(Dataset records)
-=-=-=-=-
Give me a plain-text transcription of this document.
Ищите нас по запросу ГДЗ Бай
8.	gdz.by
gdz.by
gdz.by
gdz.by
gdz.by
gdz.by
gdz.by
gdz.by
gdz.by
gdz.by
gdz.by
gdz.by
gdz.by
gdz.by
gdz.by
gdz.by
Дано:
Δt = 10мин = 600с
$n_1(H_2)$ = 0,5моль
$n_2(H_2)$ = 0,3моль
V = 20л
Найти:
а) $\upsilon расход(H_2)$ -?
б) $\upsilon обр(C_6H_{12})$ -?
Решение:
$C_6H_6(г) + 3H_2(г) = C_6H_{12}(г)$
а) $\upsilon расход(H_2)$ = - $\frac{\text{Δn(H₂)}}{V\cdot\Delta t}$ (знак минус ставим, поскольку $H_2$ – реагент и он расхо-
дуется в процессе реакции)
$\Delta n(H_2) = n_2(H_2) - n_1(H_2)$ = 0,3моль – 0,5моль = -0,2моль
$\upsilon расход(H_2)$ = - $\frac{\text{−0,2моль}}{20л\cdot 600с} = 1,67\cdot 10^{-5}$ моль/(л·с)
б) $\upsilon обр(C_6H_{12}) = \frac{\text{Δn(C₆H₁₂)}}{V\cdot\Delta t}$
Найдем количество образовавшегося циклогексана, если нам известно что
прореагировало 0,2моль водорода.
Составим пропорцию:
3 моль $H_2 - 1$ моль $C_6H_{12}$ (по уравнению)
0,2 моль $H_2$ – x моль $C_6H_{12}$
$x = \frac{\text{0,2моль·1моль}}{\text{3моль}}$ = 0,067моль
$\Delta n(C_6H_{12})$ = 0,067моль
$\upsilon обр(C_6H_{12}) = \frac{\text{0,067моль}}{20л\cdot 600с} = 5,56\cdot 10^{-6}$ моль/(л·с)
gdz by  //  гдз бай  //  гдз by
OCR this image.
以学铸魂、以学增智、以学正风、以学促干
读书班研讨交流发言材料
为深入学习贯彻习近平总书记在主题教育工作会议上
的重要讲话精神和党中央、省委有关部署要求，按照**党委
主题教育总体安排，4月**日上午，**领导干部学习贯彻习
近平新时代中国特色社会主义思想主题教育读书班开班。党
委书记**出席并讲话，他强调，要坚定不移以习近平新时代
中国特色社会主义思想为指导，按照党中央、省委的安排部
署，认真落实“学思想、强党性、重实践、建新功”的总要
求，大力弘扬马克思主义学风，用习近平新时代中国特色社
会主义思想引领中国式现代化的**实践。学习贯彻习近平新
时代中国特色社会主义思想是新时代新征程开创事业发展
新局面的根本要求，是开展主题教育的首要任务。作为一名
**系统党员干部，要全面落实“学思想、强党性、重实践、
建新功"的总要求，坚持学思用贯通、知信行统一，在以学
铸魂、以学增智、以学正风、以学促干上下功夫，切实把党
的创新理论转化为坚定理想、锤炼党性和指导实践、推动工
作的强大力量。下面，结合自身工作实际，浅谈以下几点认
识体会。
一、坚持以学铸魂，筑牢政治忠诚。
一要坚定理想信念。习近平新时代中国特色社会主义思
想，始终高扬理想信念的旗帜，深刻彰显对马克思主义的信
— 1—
-=-=-=-=-
# SET PROBLEM:
Copy all lines from the material that contain "以学正风".

# FINAL RESULT:
以学铸魂、以学增智、以学正风、以学促干
铸魂、以学增智、以学正风、以学促干上下功夫，切实把党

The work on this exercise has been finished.